To do> Wherever a line below holds the word "Calcd", copy that line.

[Figure dataset records]
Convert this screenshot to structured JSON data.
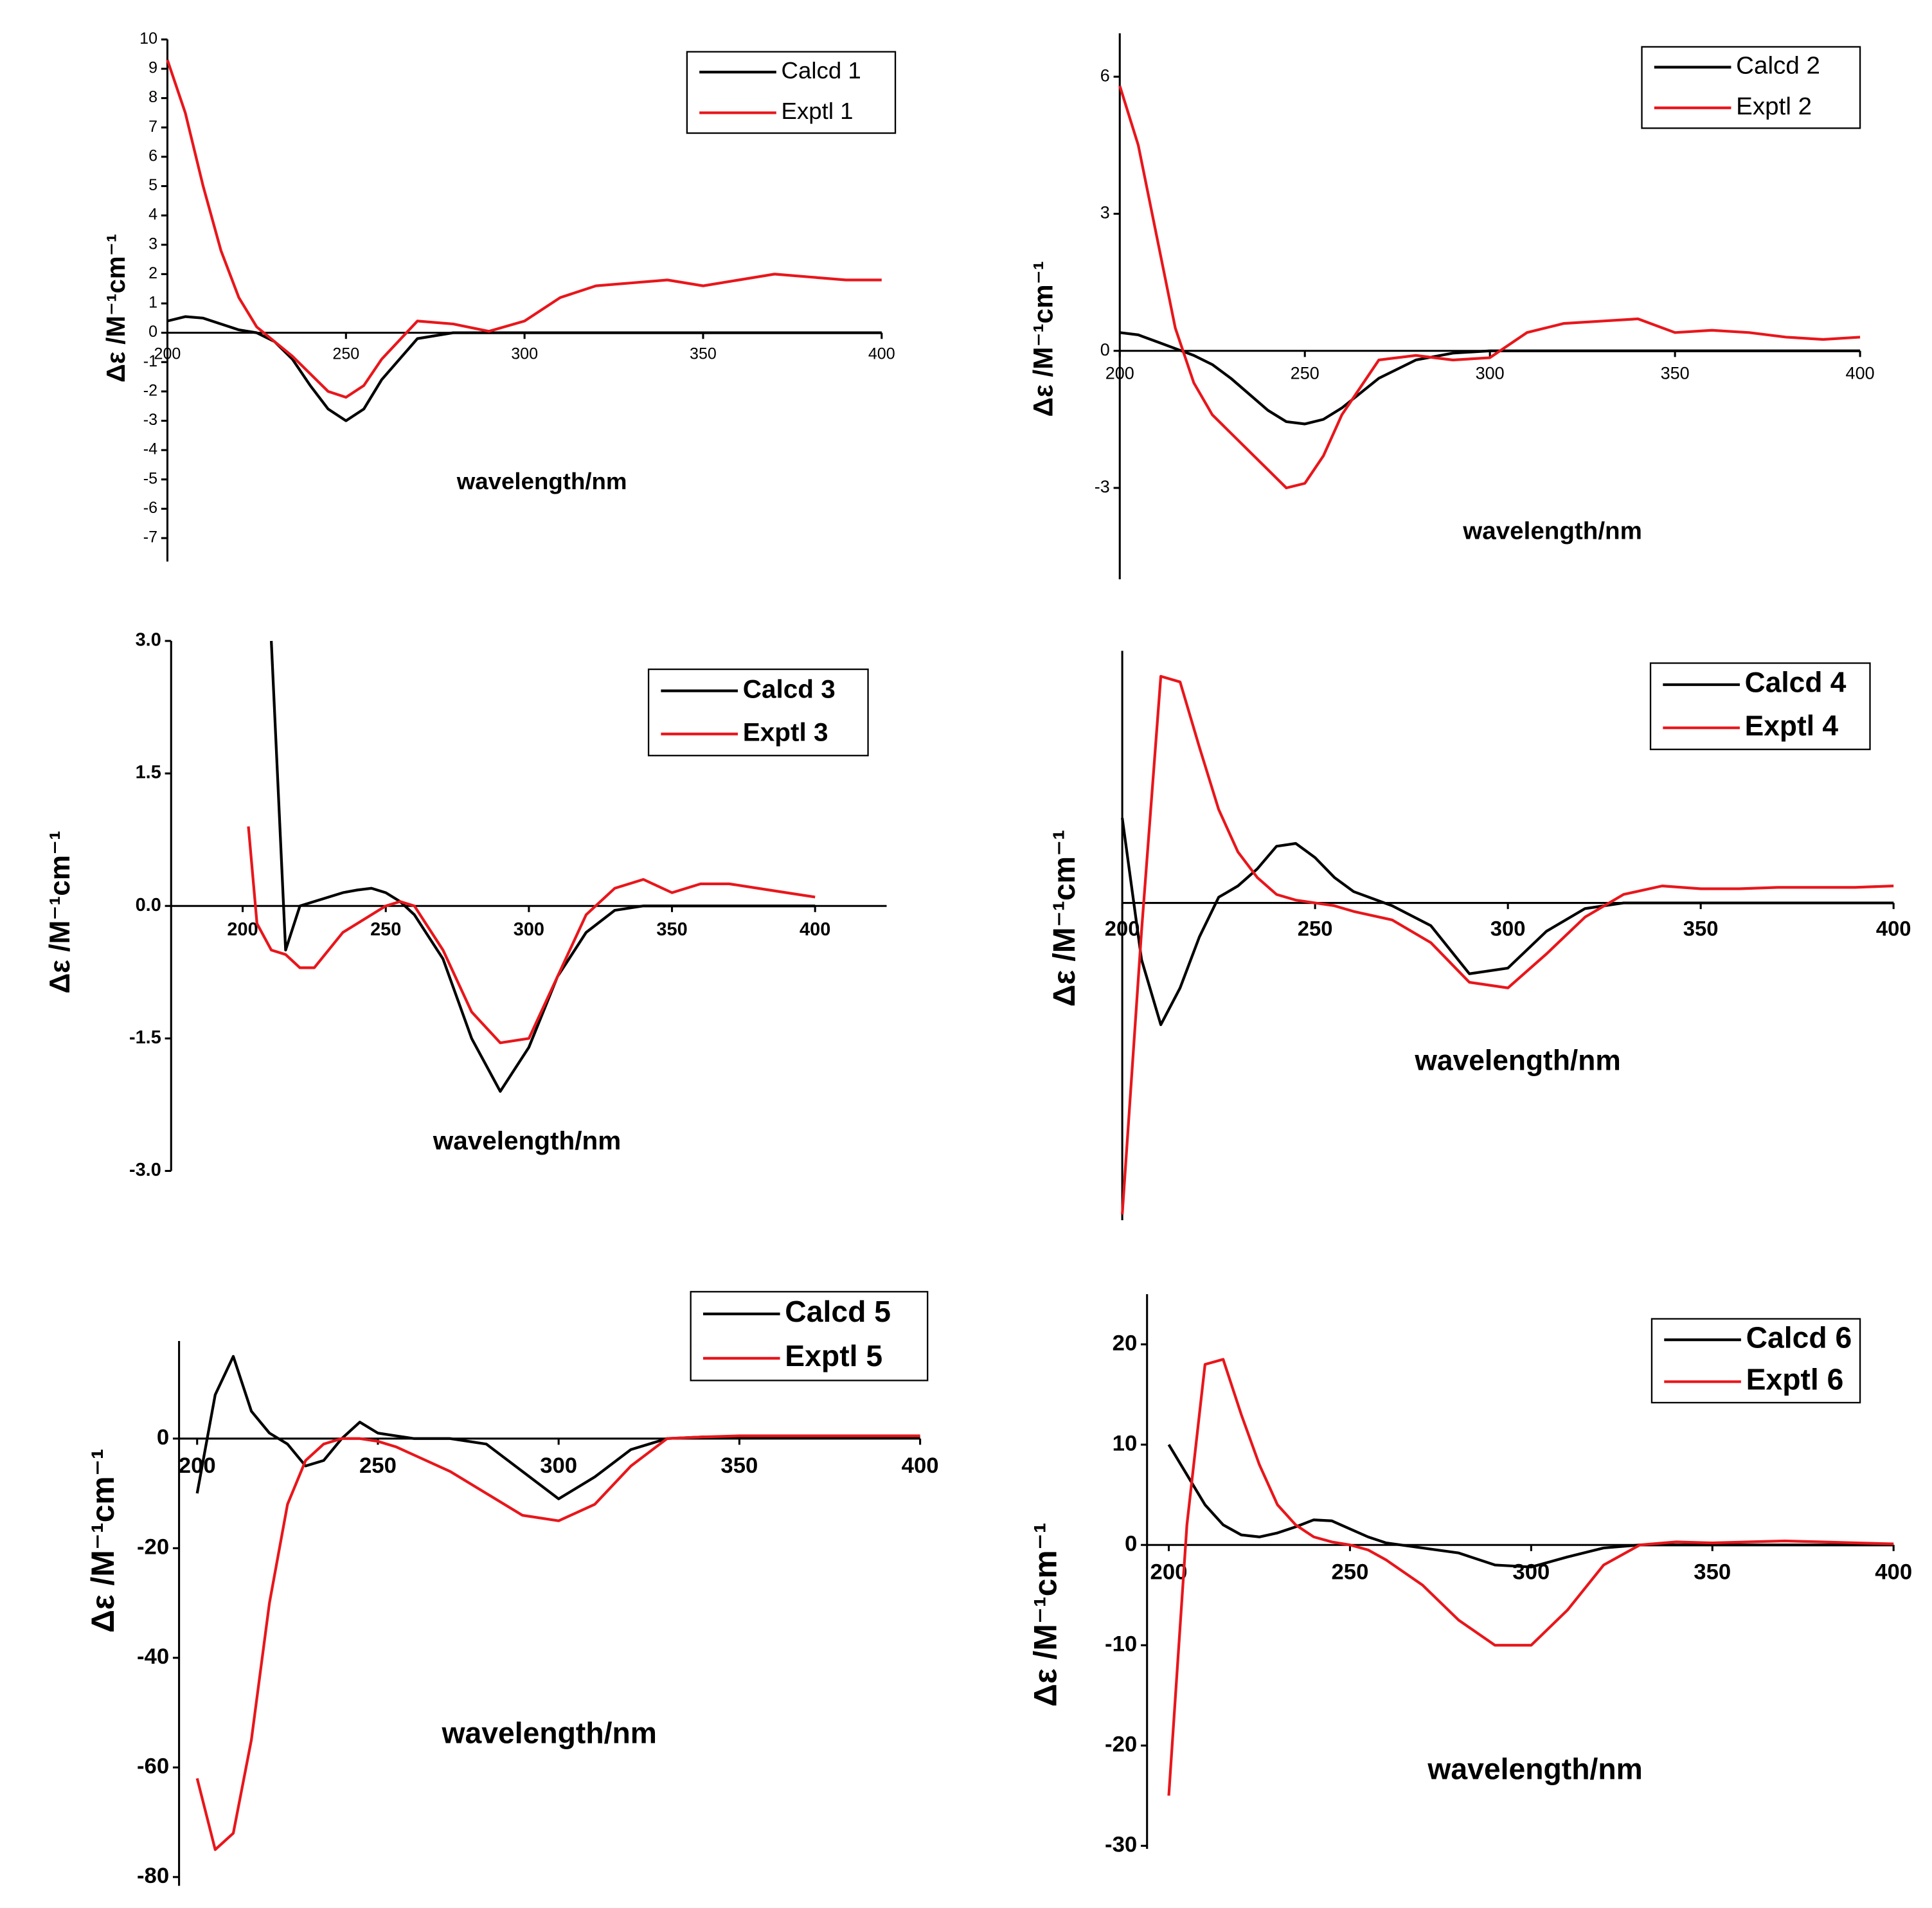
{
  "chart_data": [
    {
      "type": "line",
      "xlabel": "wavelength/nm",
      "ylabel": "Δε /M⁻¹cm⁻¹",
      "legend": "upper right",
      "x": [
        200,
        205,
        210,
        215,
        220,
        225,
        230,
        235,
        240,
        245,
        250,
        255,
        260,
        270,
        280,
        290,
        300,
        310,
        320,
        330,
        340,
        350,
        360,
        370,
        380,
        390,
        400
      ],
      "xlim": [
        200,
        400
      ],
      "xticks": [
        200,
        250,
        300,
        350,
        400
      ],
      "ylim": [
        -7.8,
        10
      ],
      "yticks": [
        -7,
        -6,
        -5,
        -4,
        -3,
        -2,
        -1,
        0,
        1,
        2,
        3,
        4,
        5,
        6,
        7,
        8,
        9,
        10
      ],
      "series": [
        {
          "name": "Calcd 1",
          "color": "#000000",
          "values": [
            0.4,
            0.55,
            0.5,
            0.3,
            0.1,
            0,
            -0.3,
            -0.9,
            -1.8,
            -2.6,
            -3.0,
            -2.6,
            -1.6,
            -0.2,
            0,
            0,
            0,
            0,
            0,
            0,
            0,
            0,
            0,
            0,
            0,
            0,
            0
          ]
        },
        {
          "name": "Exptl 1",
          "color": "#e8161b",
          "values": [
            9.3,
            7.5,
            5,
            2.8,
            1.2,
            0.2,
            -0.3,
            -0.8,
            -1.4,
            -2.0,
            -2.2,
            -1.8,
            -0.9,
            0.4,
            0.3,
            0.05,
            0.4,
            1.2,
            1.6,
            1.7,
            1.8,
            1.6,
            1.8,
            2.0,
            1.9,
            1.8,
            1.8
          ]
        }
      ]
    },
    {
      "type": "line",
      "xlabel": "wavelength/nm",
      "ylabel": "Δε /M⁻¹cm⁻¹",
      "legend": "upper right",
      "x": [
        200,
        205,
        210,
        215,
        220,
        225,
        230,
        235,
        240,
        245,
        250,
        255,
        260,
        270,
        280,
        290,
        300,
        310,
        320,
        330,
        340,
        350,
        360,
        370,
        380,
        390,
        400
      ],
      "xlim": [
        200,
        400
      ],
      "xticks": [
        200,
        250,
        300,
        350,
        400
      ],
      "ylim": [
        -5,
        6.95
      ],
      "yticks": [
        -3,
        0,
        3,
        6
      ],
      "series": [
        {
          "name": "Calcd 2",
          "color": "#000000",
          "values": [
            0.4,
            0.35,
            0.2,
            0.05,
            -0.1,
            -0.3,
            -0.6,
            -0.95,
            -1.3,
            -1.55,
            -1.6,
            -1.5,
            -1.25,
            -0.6,
            -0.2,
            -0.05,
            0,
            0,
            0,
            0,
            0,
            0,
            0,
            0,
            0,
            0,
            0
          ]
        },
        {
          "name": "Exptl 2",
          "color": "#e8161b",
          "values": [
            5.8,
            4.5,
            2.5,
            0.5,
            -0.7,
            -1.4,
            -1.8,
            -2.2,
            -2.6,
            -3.0,
            -2.9,
            -2.3,
            -1.4,
            -0.2,
            -0.1,
            -0.2,
            -0.15,
            0.4,
            0.6,
            0.65,
            0.7,
            0.4,
            0.45,
            0.4,
            0.3,
            0.25,
            0.3
          ]
        }
      ]
    },
    {
      "type": "line",
      "xlabel": "wavelength/nm",
      "ylabel": "Δε /M⁻¹cm⁻¹",
      "legend": "upper right",
      "x": [
        202,
        205,
        210,
        215,
        220,
        225,
        230,
        235,
        240,
        245,
        250,
        255,
        260,
        270,
        280,
        290,
        300,
        310,
        320,
        330,
        340,
        350,
        360,
        370,
        380,
        390,
        400
      ],
      "xlim": [
        175,
        425
      ],
      "xticks": [
        200,
        250,
        300,
        350,
        400
      ],
      "ylim": [
        -3,
        3
      ],
      "yticks": [
        {
          "value": -3,
          "label": "-3.0"
        },
        -1.5,
        {
          "value": 0,
          "label": "0.0"
        },
        1.5,
        {
          "value": 3,
          "label": "3.0"
        }
      ],
      "series": [
        {
          "name": "Calcd 3",
          "color": "#000000",
          "values": [
            null,
            null,
            3.0,
            -0.5,
            0,
            0.05,
            0.1,
            0.15,
            0.18,
            0.2,
            0.15,
            0.05,
            -0.1,
            -0.6,
            -1.5,
            -2.1,
            -1.6,
            -0.8,
            -0.3,
            -0.05,
            0,
            0,
            0,
            0,
            0,
            0,
            0
          ]
        },
        {
          "name": "Exptl 3",
          "color": "#e8161b",
          "values": [
            0.9,
            -0.2,
            -0.5,
            -0.55,
            -0.7,
            -0.7,
            -0.5,
            -0.3,
            -0.2,
            -0.1,
            0,
            0.05,
            0,
            -0.5,
            -1.2,
            -1.55,
            -1.5,
            -0.8,
            -0.1,
            0.2,
            0.3,
            0.15,
            0.25,
            0.25,
            0.2,
            0.15,
            0.1
          ]
        }
      ]
    },
    {
      "type": "line",
      "xlabel": "wavelength/nm",
      "ylabel": "Δε /M⁻¹cm⁻¹",
      "legend": "upper right",
      "x": [
        200,
        205,
        210,
        215,
        220,
        225,
        230,
        235,
        240,
        245,
        250,
        255,
        260,
        270,
        280,
        290,
        300,
        310,
        320,
        330,
        340,
        350,
        360,
        370,
        380,
        390,
        400
      ],
      "xlim": [
        200,
        400
      ],
      "xticks": [
        200,
        250,
        300,
        350,
        400
      ],
      "ylim": [
        -11.2,
        8.9
      ],
      "series": [
        {
          "name": "Calcd 4",
          "color": "#000000",
          "values": [
            3,
            -2,
            -4.3,
            -3,
            -1.2,
            0.2,
            0.6,
            1.2,
            2.0,
            2.1,
            1.6,
            0.9,
            0.4,
            -0.1,
            -0.8,
            -2.5,
            -2.3,
            -1.0,
            -0.2,
            0,
            0,
            0,
            0,
            0,
            0,
            0,
            0
          ]
        },
        {
          "name": "Exptl 4",
          "color": "#e8161b",
          "values": [
            -11,
            -1,
            8,
            7.8,
            5.5,
            3.3,
            1.8,
            0.9,
            0.3,
            0.1,
            0,
            -0.1,
            -0.3,
            -0.6,
            -1.4,
            -2.8,
            -3.0,
            -1.8,
            -0.5,
            0.3,
            0.6,
            0.5,
            0.5,
            0.55,
            0.55,
            0.55,
            0.6
          ]
        }
      ]
    },
    {
      "type": "line",
      "xlabel": "wavelength/nm",
      "ylabel": "Δε /M⁻¹cm⁻¹",
      "legend": "upper right",
      "x": [
        200,
        205,
        210,
        215,
        220,
        225,
        230,
        235,
        240,
        245,
        250,
        255,
        260,
        270,
        280,
        290,
        300,
        310,
        320,
        330,
        340,
        350,
        360,
        370,
        380,
        390,
        400
      ],
      "xlim": [
        195,
        400
      ],
      "xticks": [
        200,
        250,
        300,
        350,
        400
      ],
      "ylim": [
        -81.6,
        17.8
      ],
      "yticks": [
        -80,
        -60,
        -40,
        -20,
        0
      ],
      "series": [
        {
          "name": "Calcd 5",
          "color": "#000000",
          "values": [
            -10,
            8,
            15,
            5,
            1,
            -1,
            -5,
            -4,
            0,
            3,
            1,
            0.5,
            0,
            0,
            -1,
            -6,
            -11,
            -7,
            -2,
            0,
            0.3,
            0.3,
            0.3,
            0.3,
            0.3,
            0.3,
            0.3
          ]
        },
        {
          "name": "Exptl 5",
          "color": "#e8161b",
          "values": [
            -62,
            -75,
            -72,
            -55,
            -30,
            -12,
            -4,
            -1,
            0,
            0,
            -0.5,
            -1.5,
            -3,
            -6,
            -10,
            -14,
            -15,
            -12,
            -5,
            0,
            0.3,
            0.5,
            0.5,
            0.5,
            0.5,
            0.5,
            0.5
          ]
        }
      ]
    },
    {
      "type": "line",
      "xlabel": "wavelength/nm",
      "ylabel": "Δε /M⁻¹cm⁻¹",
      "legend": "upper right",
      "x": [
        200,
        205,
        210,
        215,
        220,
        225,
        230,
        235,
        240,
        245,
        250,
        255,
        260,
        270,
        280,
        290,
        300,
        310,
        320,
        330,
        340,
        350,
        360,
        370,
        380,
        390,
        400
      ],
      "xlim": [
        194,
        400
      ],
      "xticks": [
        200,
        250,
        300,
        350,
        400
      ],
      "ylim": [
        -30.3,
        25
      ],
      "yticks": [
        -30,
        -20,
        -10,
        0,
        10,
        20
      ],
      "series": [
        {
          "name": "Calcd 6",
          "color": "#000000",
          "values": [
            10,
            7,
            4,
            2,
            1,
            0.8,
            1.2,
            1.8,
            2.5,
            2.4,
            1.6,
            0.8,
            0.2,
            -0.3,
            -0.8,
            -2.0,
            -2.2,
            -1.2,
            -0.3,
            0,
            0,
            0,
            0,
            0,
            0,
            0,
            0
          ]
        },
        {
          "name": "Exptl 6",
          "color": "#e8161b",
          "values": [
            -25,
            2,
            18,
            18.5,
            13,
            8,
            4,
            2,
            0.8,
            0.3,
            0,
            -0.5,
            -1.5,
            -4,
            -7.5,
            -10,
            -10,
            -6.5,
            -2,
            0,
            0.3,
            0.2,
            0.3,
            0.4,
            0.3,
            0.2,
            0.1
          ]
        }
      ]
    }
  ]
}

The result>
          "name": "Calcd 1",
          "name": "Calcd 2",
          "name": "Calcd 3",
          "name": "Calcd 4",
          "name": "Calcd 5",
          "name": "Calcd 6",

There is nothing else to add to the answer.